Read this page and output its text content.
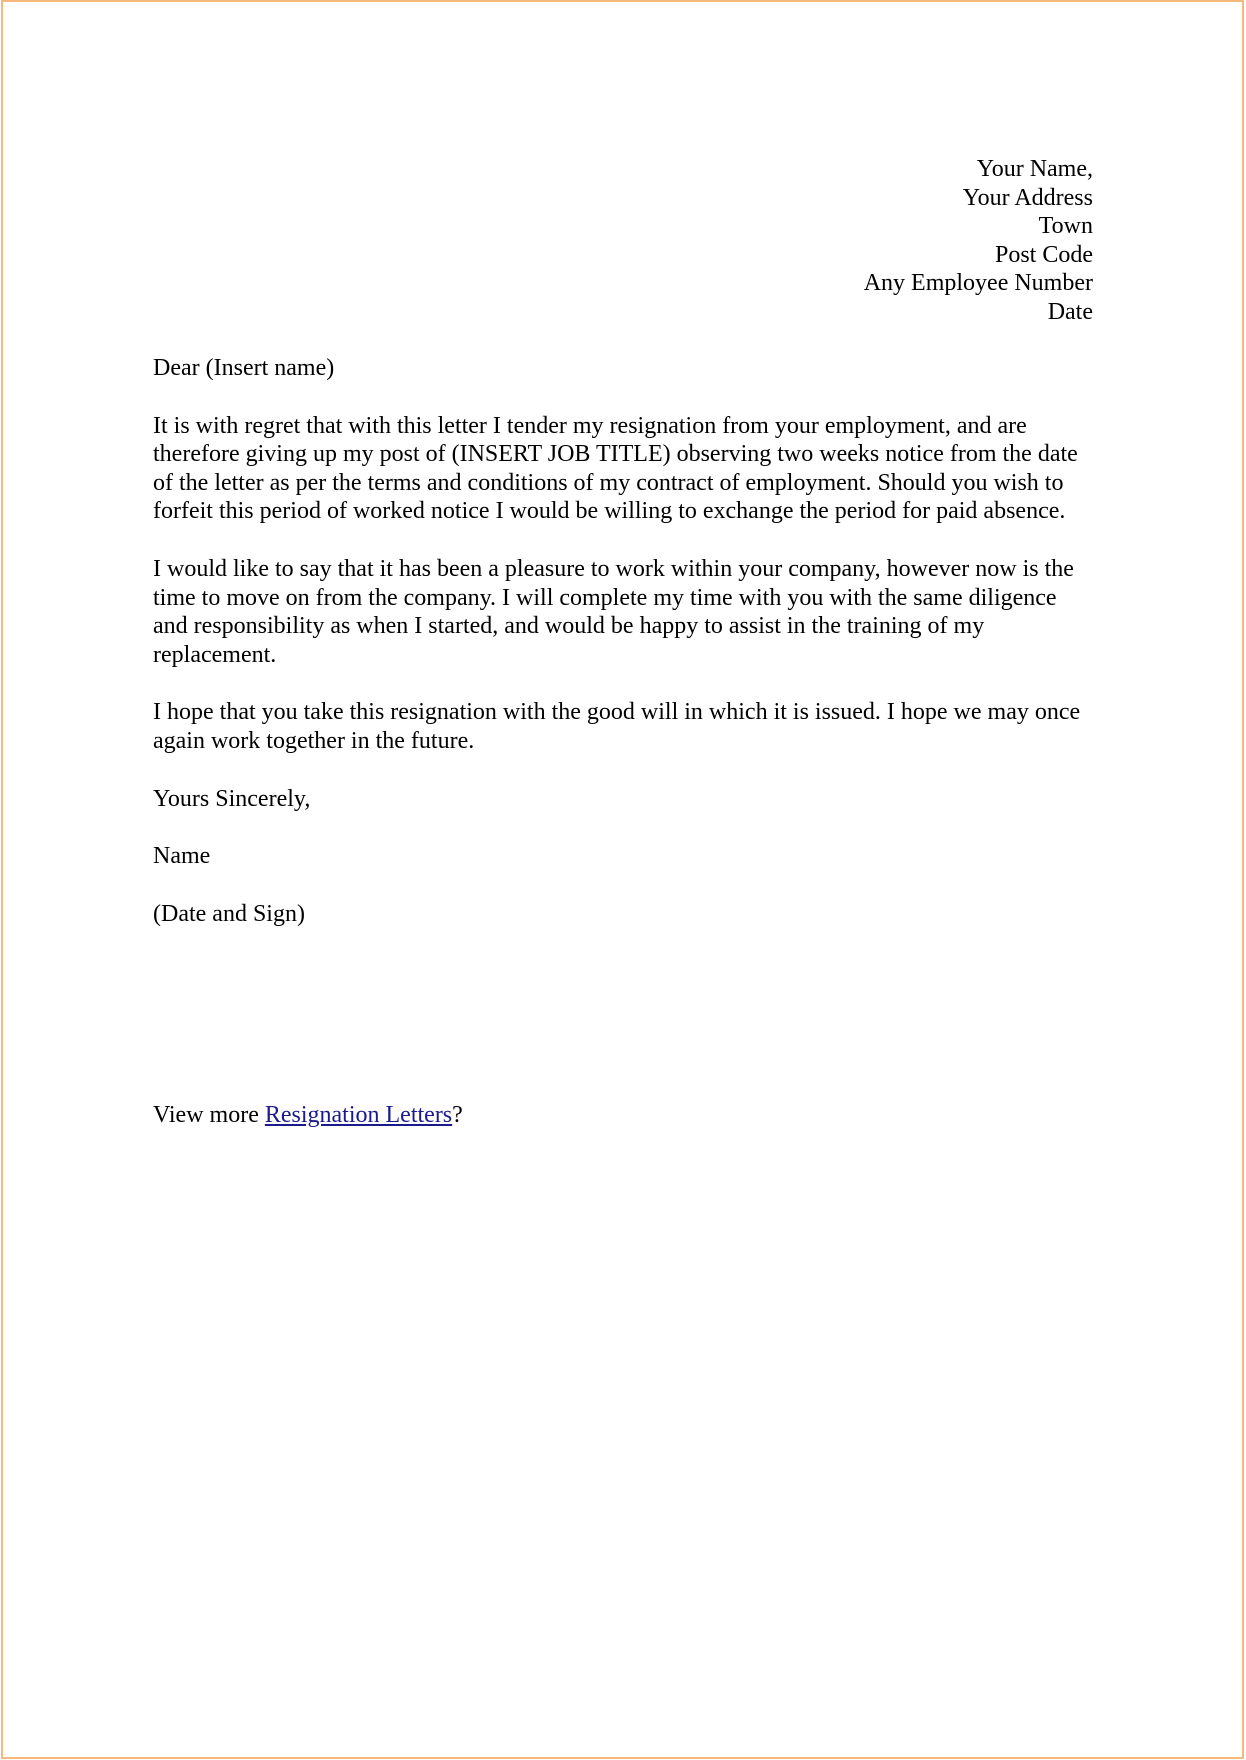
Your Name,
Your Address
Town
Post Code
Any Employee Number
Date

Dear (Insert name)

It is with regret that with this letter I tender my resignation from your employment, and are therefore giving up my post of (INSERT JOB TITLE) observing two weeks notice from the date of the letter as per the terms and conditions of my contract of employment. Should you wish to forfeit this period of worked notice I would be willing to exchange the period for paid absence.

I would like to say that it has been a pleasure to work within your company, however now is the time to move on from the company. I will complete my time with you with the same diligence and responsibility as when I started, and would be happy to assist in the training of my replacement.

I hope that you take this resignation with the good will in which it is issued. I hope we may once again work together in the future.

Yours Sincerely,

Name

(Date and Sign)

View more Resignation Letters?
==
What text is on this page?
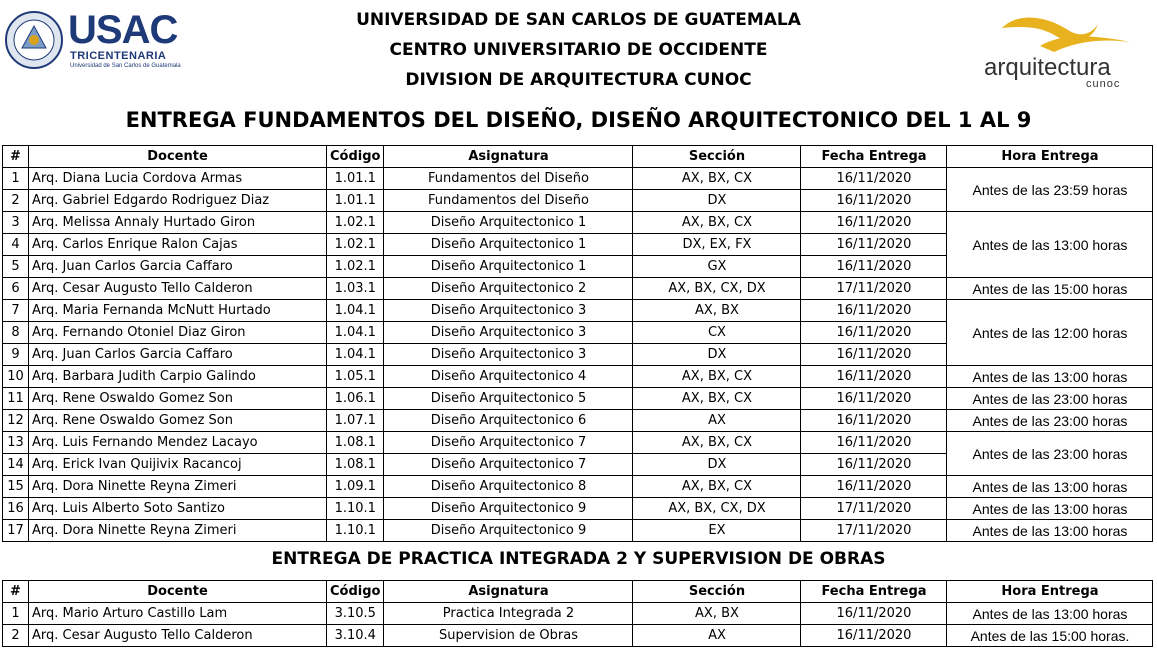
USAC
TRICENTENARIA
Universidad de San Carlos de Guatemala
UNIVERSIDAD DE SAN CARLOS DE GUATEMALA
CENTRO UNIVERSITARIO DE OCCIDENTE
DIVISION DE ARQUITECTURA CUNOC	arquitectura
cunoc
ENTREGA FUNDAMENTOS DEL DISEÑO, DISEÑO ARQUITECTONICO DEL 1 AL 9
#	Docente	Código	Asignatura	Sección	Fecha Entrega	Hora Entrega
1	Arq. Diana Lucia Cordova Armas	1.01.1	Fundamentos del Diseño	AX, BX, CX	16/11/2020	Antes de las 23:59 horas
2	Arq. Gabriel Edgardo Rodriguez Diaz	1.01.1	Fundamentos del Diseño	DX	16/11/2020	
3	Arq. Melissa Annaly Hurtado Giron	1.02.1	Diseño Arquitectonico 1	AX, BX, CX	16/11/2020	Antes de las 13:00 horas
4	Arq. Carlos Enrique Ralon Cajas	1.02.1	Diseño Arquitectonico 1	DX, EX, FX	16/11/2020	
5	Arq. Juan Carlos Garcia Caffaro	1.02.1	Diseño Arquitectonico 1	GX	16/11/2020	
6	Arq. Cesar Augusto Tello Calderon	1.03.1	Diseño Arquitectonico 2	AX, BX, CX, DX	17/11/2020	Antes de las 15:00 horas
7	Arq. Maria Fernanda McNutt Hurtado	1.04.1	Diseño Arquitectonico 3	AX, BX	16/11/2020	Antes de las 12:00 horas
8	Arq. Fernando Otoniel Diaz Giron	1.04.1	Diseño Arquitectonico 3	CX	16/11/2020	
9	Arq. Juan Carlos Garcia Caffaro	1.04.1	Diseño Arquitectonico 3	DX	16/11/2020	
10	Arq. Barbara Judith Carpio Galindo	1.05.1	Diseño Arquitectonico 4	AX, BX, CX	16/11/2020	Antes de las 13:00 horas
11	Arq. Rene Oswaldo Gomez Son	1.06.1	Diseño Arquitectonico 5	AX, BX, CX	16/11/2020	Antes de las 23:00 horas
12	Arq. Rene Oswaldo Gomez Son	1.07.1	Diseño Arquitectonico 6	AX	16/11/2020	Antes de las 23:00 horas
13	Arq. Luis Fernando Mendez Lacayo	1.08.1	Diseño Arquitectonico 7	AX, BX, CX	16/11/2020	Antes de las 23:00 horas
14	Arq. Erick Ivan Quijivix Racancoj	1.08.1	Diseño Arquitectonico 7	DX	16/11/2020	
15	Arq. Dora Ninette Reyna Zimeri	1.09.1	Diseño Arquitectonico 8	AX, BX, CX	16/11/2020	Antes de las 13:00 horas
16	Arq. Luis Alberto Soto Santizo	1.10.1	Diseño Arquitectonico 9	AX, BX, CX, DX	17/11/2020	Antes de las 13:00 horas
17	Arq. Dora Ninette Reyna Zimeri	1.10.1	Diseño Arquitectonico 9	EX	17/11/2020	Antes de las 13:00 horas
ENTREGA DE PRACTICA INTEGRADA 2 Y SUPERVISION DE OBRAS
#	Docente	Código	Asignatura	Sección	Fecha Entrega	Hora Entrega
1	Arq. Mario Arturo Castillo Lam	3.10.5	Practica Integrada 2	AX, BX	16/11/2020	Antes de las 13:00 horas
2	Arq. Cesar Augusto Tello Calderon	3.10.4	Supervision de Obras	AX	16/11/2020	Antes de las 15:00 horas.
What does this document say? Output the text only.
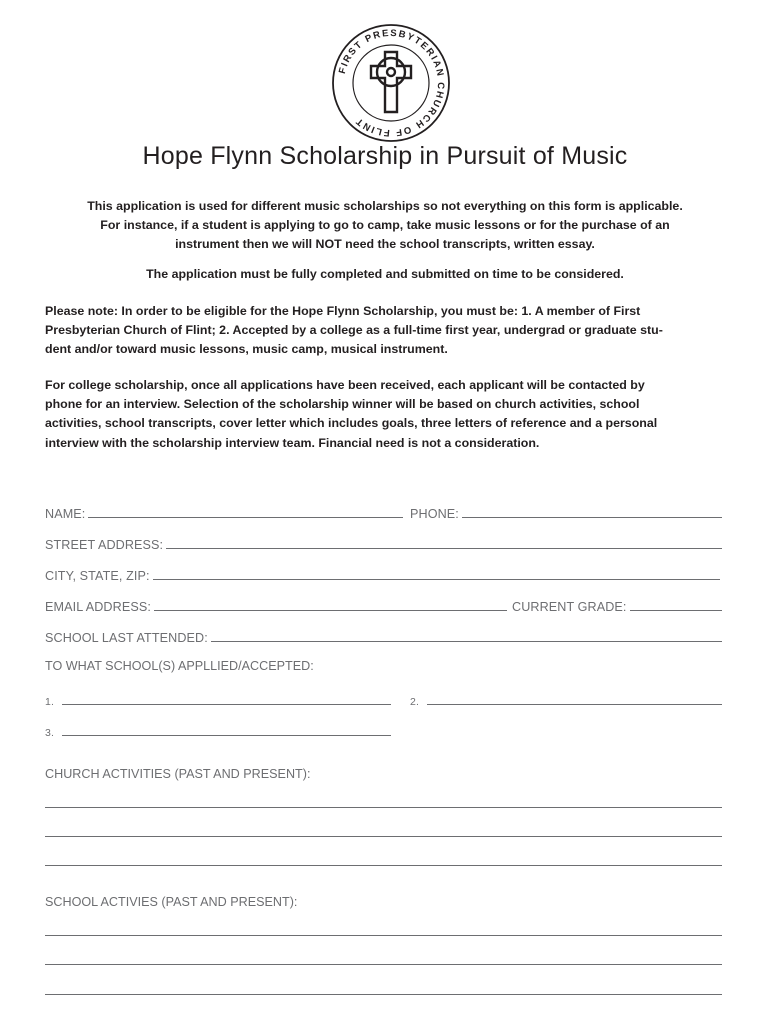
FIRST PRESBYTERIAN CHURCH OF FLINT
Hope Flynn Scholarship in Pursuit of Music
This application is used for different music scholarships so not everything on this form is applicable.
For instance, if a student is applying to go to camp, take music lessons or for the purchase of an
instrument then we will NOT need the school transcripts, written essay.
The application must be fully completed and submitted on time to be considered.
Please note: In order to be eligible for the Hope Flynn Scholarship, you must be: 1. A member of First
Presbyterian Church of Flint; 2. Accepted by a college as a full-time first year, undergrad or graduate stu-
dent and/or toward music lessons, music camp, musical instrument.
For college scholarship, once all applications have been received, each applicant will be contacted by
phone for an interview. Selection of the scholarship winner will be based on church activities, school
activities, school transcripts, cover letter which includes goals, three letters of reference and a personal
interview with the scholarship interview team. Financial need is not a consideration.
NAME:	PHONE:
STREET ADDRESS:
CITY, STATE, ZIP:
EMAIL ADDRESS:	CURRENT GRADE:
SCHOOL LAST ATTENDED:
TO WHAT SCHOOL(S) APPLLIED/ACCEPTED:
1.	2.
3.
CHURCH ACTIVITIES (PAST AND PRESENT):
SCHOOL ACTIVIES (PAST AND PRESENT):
==
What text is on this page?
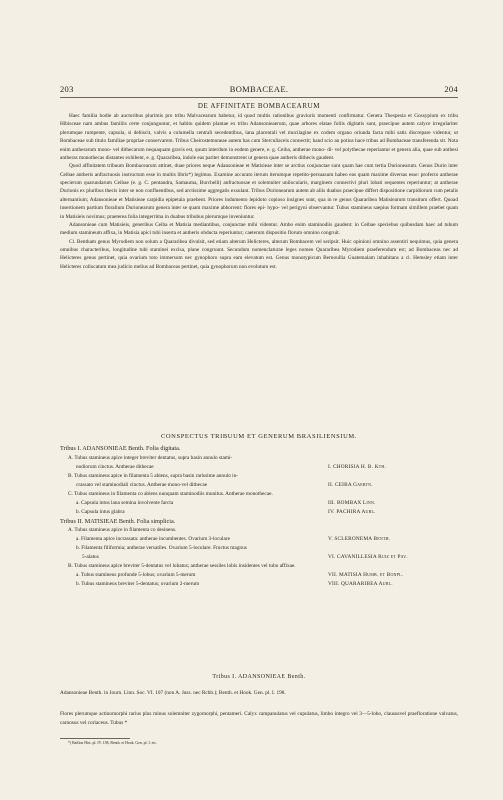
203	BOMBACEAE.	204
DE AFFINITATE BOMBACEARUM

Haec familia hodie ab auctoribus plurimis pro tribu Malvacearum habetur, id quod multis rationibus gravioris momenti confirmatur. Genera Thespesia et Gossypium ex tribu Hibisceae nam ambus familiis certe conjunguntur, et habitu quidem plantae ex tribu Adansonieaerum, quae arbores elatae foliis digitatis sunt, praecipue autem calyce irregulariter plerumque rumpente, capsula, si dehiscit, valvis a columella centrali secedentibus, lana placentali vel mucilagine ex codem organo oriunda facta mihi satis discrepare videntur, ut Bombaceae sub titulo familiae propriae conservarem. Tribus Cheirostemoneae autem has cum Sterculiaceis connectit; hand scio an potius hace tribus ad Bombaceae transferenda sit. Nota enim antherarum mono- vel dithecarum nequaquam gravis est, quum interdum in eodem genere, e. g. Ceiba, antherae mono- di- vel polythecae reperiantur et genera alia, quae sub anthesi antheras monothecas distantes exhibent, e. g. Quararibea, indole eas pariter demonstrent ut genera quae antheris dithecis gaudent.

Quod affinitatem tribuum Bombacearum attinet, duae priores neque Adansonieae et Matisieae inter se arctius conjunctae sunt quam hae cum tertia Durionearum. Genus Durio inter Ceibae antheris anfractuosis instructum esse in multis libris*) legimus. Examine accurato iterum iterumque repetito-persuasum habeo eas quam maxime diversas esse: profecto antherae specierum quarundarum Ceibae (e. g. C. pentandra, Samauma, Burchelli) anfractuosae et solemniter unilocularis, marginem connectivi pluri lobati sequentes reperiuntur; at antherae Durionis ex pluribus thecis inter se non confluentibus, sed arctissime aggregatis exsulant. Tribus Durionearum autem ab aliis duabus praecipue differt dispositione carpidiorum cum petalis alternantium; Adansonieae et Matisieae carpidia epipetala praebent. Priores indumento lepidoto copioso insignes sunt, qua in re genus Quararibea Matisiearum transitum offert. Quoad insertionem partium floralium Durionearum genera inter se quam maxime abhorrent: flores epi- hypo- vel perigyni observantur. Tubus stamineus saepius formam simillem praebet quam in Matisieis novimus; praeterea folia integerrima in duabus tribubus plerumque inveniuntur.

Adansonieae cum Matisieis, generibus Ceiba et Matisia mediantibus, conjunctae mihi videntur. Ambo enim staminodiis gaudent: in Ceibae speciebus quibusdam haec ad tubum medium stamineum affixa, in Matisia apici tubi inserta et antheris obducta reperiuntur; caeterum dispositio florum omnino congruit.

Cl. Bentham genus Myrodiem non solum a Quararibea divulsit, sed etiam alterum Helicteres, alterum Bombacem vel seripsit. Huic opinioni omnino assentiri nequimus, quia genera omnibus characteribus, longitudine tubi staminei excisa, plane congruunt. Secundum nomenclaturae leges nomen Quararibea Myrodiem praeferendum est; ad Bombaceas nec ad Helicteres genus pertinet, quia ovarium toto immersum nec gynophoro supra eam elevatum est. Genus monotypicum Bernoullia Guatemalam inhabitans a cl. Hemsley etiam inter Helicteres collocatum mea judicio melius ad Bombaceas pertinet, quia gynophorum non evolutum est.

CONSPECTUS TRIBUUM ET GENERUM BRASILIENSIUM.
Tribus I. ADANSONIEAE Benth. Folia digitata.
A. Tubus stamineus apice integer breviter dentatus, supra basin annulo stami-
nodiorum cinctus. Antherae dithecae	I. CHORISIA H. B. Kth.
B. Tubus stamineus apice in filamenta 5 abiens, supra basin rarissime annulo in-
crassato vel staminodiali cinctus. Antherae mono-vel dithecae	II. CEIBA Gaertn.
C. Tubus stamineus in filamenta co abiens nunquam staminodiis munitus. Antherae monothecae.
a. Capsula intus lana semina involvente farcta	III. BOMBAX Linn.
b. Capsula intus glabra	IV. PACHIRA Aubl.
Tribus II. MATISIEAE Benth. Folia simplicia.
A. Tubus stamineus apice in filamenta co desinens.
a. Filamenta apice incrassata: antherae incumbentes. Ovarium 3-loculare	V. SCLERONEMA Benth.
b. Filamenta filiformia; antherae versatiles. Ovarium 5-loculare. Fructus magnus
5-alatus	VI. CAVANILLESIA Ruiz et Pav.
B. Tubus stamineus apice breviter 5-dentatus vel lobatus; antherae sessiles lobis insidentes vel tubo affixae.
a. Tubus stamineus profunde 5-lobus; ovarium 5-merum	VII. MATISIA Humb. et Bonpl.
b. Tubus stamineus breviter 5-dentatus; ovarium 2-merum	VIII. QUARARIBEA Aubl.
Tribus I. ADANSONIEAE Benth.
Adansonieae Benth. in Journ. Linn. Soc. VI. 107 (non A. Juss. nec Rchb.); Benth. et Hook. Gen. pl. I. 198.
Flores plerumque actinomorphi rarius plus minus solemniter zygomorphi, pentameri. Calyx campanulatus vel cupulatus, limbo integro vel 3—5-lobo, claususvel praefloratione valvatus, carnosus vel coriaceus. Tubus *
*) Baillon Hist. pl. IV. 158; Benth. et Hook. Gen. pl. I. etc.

* **Problem**
Each line in the listing above that contains "Hurtado" should be copied.

* **Output for this exercise**
3	Arq. Melissa Annaly Hurtado Giron	1.02.1	Diseño Arquitectonico 1	AX, BX, CX	16/11/2020	Antes de las 13:00 horas
7	Arq. Maria Fernanda McNutt Hurtado	1.04.1	Diseño Arquitectonico 3	AX, BX	16/11/2020	Antes de las 12:00 horas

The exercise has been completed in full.